=== Given text ===

Today I had planned on finishing the interior and electrical, but decided it was a nice day to paint the boat, and motor. 8)


----------



## Alex_c (Apr 27, 2013)

Looks great! You're really gettin' 'er done. I like the stock layout of the boat, smokercraft makes some really nice rigs. Where did you get the bimini, and how much did you spend?


----------



## TOY BOAT (Apr 27, 2013)

Alex_c said:


> Looks great! You're really gettin' 'er done. I like the stock layout of the boat, smokercraft makes some really nice rigs. Where did you get the bimini, and how much did you spend?



Thank you. It is nice to see it coming together. Next week the Smokercraft decals go on along with hull numbers, and the name. Got to paint the interior before going any further.

I got the bimini here.
https://www.ebay.com/itm/380571909552?ssPageName=STRK:MEWNX:IT&_trksid=p3984.m1497.l2649


----------



## Alex_c (Apr 27, 2013)

TOY BOAT said:


> Alex_c said:
> 
> 
> > Looks great! You're really gettin' 'er done. I like the stock layout of the boat, smokercraft makes some really nice rigs. Where did you get the bimini, and how much did you spend?
> ...



Great price. How do you find the build quality and fit and finish on it? Convince me not to slap down the credit card.


----------



## TOY BOAT (Apr 27, 2013)

Alex_c said:


> TOY BOAT said:
> 
> 
> > Alex_c said:
> ...


I would recommend it is about all I can say. And I am fussy. Fit was good, And the quality seems, and feels good. Works like a charm. Made by Sunbrella.


----------



## Alex_c (Apr 27, 2013)

Damn, maybe that will be my gift to my self once the boat is fishable. :mrgreen: 

Picky is good. Like what ya get or get what ya like.


----------



## Silverad04 (Apr 28, 2013)

The paint looks good, how did you paint it?


----------



## bigwave (Apr 28, 2013)

Great job so far.....I really like the layout of you boat and the paint job looks good........Keep plugging away. =D>


----------



## TOY BOAT (Apr 28, 2013)

Silverad04 said:


> The paint looks good, how did you paint it?


I used a paint gun, and compressor with a inline water separator.

Started cutting the holes for the accessories, installed the battery box, and cleaned up the interior for paint.


----------



## jvanhees (Apr 29, 2013)

nice work on that paint job =D>


----------



## TOY BOAT (Apr 29, 2013)

jvanhees said:


> nice work on that paint job =D>


Thank you very much. 

I brushed and rolled the interior tonight. It is satin grey.

Let the assembly begin! :roll:


----------



## Runnin' Ruby (Apr 29, 2013)

Very B-E-A utiful boat you have there. You had a lot to work with.


----------



## TOY BOAT (Apr 30, 2013)

Starting to come together now. 8)

Next is wiring, mount engine, and decals.


----------



## bigwave (Apr 30, 2013)

Sweet


----------



## TOY BOAT (May 3, 2013)

I got most of the electrical done today, and my motor decals arrived. Mounted everything for the last time.


----------



## bigwave (May 4, 2013)

Great job on the boat.....I have said it once, I really like the way everything is laid out on your boat.....she looks brand new. =D> =D> =D>


----------



## TOY BOAT (May 4, 2013)

=== Listed records ===

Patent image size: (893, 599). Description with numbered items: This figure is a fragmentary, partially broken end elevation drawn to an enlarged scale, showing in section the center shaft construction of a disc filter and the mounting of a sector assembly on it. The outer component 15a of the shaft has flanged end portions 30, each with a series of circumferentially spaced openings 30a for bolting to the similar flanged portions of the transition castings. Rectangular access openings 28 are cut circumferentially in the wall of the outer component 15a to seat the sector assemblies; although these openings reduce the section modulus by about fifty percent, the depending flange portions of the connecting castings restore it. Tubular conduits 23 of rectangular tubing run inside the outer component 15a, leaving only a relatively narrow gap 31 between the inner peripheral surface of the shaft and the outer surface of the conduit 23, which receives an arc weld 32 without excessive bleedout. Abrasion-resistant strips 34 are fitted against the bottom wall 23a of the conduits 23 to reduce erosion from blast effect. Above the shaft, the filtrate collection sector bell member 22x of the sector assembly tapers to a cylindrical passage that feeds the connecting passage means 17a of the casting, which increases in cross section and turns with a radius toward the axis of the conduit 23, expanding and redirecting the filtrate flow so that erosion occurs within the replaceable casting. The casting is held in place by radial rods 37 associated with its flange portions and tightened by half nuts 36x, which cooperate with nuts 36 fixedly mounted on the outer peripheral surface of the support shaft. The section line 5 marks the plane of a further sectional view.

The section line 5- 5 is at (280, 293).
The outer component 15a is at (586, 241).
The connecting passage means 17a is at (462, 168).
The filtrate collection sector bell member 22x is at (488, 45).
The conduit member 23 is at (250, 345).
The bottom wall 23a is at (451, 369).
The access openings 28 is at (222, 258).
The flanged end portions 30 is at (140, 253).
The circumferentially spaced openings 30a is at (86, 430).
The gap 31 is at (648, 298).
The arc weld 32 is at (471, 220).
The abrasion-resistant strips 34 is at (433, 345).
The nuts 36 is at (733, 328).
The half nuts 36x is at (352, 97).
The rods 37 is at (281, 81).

===

Exercise objective -
Name every forum member other than TOY BOAT who posted a reply in the forum thread, each only once.

Response below -
Alex_c, Silverad04, bigwave, jvanhees, Runnin' Ruby